§ CONSIGNES
Modifiez ces lignes en remplaçant « sale-marker-line » par « sale-vertical-line » dans toutes les entrées, sans rien changer d'autre.

Listes d'éléments et de cadres:
──────

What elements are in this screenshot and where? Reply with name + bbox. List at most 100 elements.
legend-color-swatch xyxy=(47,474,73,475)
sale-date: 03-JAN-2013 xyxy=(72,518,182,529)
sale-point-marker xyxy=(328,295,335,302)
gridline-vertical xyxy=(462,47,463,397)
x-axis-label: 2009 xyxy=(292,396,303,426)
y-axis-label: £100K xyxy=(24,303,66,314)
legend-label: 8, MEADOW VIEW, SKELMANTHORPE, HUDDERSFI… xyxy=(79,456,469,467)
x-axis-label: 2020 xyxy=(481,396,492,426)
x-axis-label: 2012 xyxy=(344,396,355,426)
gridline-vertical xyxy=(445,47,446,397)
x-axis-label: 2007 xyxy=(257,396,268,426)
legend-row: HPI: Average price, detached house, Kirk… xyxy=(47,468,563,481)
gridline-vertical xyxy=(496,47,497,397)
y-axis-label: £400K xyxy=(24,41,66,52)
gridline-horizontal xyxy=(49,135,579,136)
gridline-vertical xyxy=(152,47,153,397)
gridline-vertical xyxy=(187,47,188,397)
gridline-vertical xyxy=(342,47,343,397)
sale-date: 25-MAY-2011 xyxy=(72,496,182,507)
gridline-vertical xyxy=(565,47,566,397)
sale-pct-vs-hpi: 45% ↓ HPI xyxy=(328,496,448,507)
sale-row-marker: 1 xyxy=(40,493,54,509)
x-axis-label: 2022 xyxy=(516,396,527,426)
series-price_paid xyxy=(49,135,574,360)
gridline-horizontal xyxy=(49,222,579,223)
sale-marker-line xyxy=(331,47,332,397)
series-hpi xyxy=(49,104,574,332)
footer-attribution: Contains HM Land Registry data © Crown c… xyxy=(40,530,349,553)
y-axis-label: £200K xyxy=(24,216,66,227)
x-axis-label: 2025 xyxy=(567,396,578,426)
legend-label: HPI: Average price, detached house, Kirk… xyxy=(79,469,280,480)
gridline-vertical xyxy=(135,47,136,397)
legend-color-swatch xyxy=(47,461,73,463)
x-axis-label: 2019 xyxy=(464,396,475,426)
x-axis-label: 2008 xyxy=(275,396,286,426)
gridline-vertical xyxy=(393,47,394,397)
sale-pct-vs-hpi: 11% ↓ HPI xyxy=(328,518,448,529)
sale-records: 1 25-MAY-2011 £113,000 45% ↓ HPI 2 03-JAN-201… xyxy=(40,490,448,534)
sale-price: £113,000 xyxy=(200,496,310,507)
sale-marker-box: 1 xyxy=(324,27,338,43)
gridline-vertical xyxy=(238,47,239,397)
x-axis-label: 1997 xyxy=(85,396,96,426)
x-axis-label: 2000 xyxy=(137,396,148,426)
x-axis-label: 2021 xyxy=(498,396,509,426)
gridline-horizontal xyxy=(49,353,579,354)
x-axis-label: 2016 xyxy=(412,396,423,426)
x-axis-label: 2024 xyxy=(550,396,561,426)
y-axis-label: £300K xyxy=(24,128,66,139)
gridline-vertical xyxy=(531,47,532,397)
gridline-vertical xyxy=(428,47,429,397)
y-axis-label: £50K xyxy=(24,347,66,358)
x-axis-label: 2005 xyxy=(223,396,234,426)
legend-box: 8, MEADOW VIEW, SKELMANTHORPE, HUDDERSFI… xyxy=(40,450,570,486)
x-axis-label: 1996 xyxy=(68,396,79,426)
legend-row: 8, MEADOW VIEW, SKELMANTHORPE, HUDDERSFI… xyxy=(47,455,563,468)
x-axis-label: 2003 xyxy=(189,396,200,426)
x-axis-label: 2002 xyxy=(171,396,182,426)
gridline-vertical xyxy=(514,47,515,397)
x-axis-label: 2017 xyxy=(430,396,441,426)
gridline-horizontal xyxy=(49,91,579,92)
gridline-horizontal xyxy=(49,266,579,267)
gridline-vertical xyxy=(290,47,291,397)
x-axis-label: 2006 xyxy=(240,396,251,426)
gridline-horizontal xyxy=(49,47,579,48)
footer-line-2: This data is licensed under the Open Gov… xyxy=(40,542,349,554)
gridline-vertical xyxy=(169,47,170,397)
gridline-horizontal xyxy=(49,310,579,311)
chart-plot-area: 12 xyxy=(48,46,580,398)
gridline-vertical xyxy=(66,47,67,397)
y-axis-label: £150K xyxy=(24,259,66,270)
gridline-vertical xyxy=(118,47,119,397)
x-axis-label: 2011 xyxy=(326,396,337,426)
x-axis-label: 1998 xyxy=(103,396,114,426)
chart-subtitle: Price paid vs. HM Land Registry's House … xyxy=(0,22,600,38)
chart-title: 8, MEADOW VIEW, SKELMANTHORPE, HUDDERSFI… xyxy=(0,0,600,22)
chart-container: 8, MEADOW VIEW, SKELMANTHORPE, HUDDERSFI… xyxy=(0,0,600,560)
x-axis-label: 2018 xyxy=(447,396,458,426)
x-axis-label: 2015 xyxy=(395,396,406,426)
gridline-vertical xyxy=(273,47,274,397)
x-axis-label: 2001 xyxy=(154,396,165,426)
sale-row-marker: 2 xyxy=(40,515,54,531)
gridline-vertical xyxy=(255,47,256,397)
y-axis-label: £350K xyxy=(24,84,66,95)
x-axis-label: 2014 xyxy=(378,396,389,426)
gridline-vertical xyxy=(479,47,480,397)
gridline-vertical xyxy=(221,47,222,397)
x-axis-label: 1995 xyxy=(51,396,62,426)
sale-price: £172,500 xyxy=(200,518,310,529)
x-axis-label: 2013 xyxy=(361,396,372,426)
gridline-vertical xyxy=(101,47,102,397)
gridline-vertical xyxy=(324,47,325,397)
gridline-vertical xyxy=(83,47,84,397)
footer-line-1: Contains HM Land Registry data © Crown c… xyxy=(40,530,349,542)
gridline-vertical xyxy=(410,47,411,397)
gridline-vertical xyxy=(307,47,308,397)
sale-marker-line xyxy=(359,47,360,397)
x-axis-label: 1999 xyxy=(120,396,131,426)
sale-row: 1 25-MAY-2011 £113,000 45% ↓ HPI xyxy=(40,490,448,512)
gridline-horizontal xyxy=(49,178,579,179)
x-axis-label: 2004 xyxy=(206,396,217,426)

──────

§ RÉSULTAT OBTENU
What elements are in this screenshot and where? Reply with name + bbox. List at most 100 elements.
legend-color-swatch xyxy=(47,474,73,475)
sale-date: 03-JAN-2013 xyxy=(72,518,182,529)
sale-point-marker xyxy=(328,295,335,302)
gridline-vertical xyxy=(462,47,463,397)
x-axis-label: 2009 xyxy=(292,396,303,426)
y-axis-label: £100K xyxy=(24,303,66,314)
legend-label: 8, MEADOW VIEW, SKELMANTHORPE, HUDDERSFI… xyxy=(79,456,469,467)
x-axis-label: 2020 xyxy=(481,396,492,426)
x-axis-label: 2012 xyxy=(344,396,355,426)
gridline-vertical xyxy=(445,47,446,397)
x-axis-label: 2007 xyxy=(257,396,268,426)
legend-row: HPI: Average price, detached house, Kirk… xyxy=(47,468,563,481)
gridline-vertical xyxy=(496,47,497,397)
y-axis-label: £400K xyxy=(24,41,66,52)
gridline-horizontal xyxy=(49,135,579,136)
gridline-vertical xyxy=(152,47,153,397)
gridline-vertical xyxy=(187,47,188,397)
gridline-vertical xyxy=(342,47,343,397)
sale-date: 25-MAY-2011 xyxy=(72,496,182,507)
gridline-vertical xyxy=(565,47,566,397)
sale-pct-vs-hpi: 45% ↓ HPI xyxy=(328,496,448,507)
sale-row-marker: 1 xyxy=(40,493,54,509)
x-axis-label: 2022 xyxy=(516,396,527,426)
series-price_paid xyxy=(49,135,574,360)
gridline-horizontal xyxy=(49,222,579,223)
sale-vertical-line xyxy=(331,47,332,397)
series-hpi xyxy=(49,104,574,332)
footer-attribution: Contains HM Land Registry data © Crown c… xyxy=(40,530,349,553)
y-axis-label: £200K xyxy=(24,216,66,227)
x-axis-label: 2025 xyxy=(567,396,578,426)
legend-label: HPI: Average price, detached house, Kirk… xyxy=(79,469,280,480)
gridline-vertical xyxy=(135,47,136,397)
legend-color-swatch xyxy=(47,461,73,463)
x-axis-label: 2019 xyxy=(464,396,475,426)
x-axis-label: 2008 xyxy=(275,396,286,426)
gridline-vertical xyxy=(393,47,394,397)
sale-pct-vs-hpi: 11% ↓ HPI xyxy=(328,518,448,529)
sale-records: 1 25-MAY-2011 £113,000 45% ↓ HPI 2 03-JAN-201… xyxy=(40,490,448,534)
sale-price: £113,000 xyxy=(200,496,310,507)
sale-marker-box: 1 xyxy=(324,27,338,43)
gridline-vertical xyxy=(238,47,239,397)
x-axis-label: 1997 xyxy=(85,396,96,426)
x-axis-label: 2000 xyxy=(137,396,148,426)
x-axis-label: 2021 xyxy=(498,396,509,426)
gridline-horizontal xyxy=(49,353,579,354)
x-axis-label: 2016 xyxy=(412,396,423,426)
x-axis-label: 2024 xyxy=(550,396,561,426)
y-axis-label: £300K xyxy=(24,128,66,139)
gridline-vertical xyxy=(531,47,532,397)
gridline-vertical xyxy=(428,47,429,397)
y-axis-label: £50K xyxy=(24,347,66,358)
x-axis-label: 2005 xyxy=(223,396,234,426)
legend-box: 8, MEADOW VIEW, SKELMANTHORPE, HUDDERSFI… xyxy=(40,450,570,486)
x-axis-label: 1996 xyxy=(68,396,79,426)
legend-row: 8, MEADOW VIEW, SKELMANTHORPE, HUDDERSFI… xyxy=(47,455,563,468)
x-axis-label: 2003 xyxy=(189,396,200,426)
x-axis-label: 2002 xyxy=(171,396,182,426)
gridline-vertical xyxy=(514,47,515,397)
x-axis-label: 2017 xyxy=(430,396,441,426)
gridline-horizontal xyxy=(49,91,579,92)
gridline-horizontal xyxy=(49,266,579,267)
gridline-vertical xyxy=(290,47,291,397)
x-axis-label: 2006 xyxy=(240,396,251,426)
gridline-horizontal xyxy=(49,47,579,48)
footer-line-2: This data is licensed under the Open Gov… xyxy=(40,542,349,554)
gridline-vertical xyxy=(169,47,170,397)
gridline-horizontal xyxy=(49,310,579,311)
chart-plot-area: 12 xyxy=(48,46,580,398)
gridline-vertical xyxy=(66,47,67,397)
y-axis-label: £150K xyxy=(24,259,66,270)
gridline-vertical xyxy=(118,47,119,397)
x-axis-label: 2011 xyxy=(326,396,337,426)
x-axis-label: 1998 xyxy=(103,396,114,426)
chart-subtitle: Price paid vs. HM Land Registry's House … xyxy=(0,22,600,38)
chart-title: 8, MEADOW VIEW, SKELMANTHORPE, HUDDERSFI… xyxy=(0,0,600,22)
chart-container: 8, MEADOW VIEW, SKELMANTHORPE, HUDDERSFI… xyxy=(0,0,600,560)
x-axis-label: 2018 xyxy=(447,396,458,426)
x-axis-label: 2015 xyxy=(395,396,406,426)
gridline-vertical xyxy=(273,47,274,397)
x-axis-label: 2001 xyxy=(154,396,165,426)
sale-row-marker: 2 xyxy=(40,515,54,531)
gridline-vertical xyxy=(255,47,256,397)
y-axis-label: £350K xyxy=(24,84,66,95)
x-axis-label: 2014 xyxy=(378,396,389,426)
gridline-vertical xyxy=(479,47,480,397)
gridline-vertical xyxy=(221,47,222,397)
x-axis-label: 1995 xyxy=(51,396,62,426)
sale-price: £172,500 xyxy=(200,518,310,529)
x-axis-label: 2013 xyxy=(361,396,372,426)
gridline-vertical xyxy=(101,47,102,397)
gridline-vertical xyxy=(324,47,325,397)
gridline-vertical xyxy=(83,47,84,397)
footer-line-1: Contains HM Land Registry data © Crown c… xyxy=(40,530,349,542)
gridline-vertical xyxy=(410,47,411,397)
gridline-vertical xyxy=(307,47,308,397)
sale-vertical-line xyxy=(359,47,360,397)
x-axis-label: 1999 xyxy=(120,396,131,426)
sale-row: 1 25-MAY-2011 £113,000 45% ↓ HPI xyxy=(40,490,448,512)
gridline-horizontal xyxy=(49,178,579,179)
x-axis-label: 2004 xyxy=(206,396,217,426)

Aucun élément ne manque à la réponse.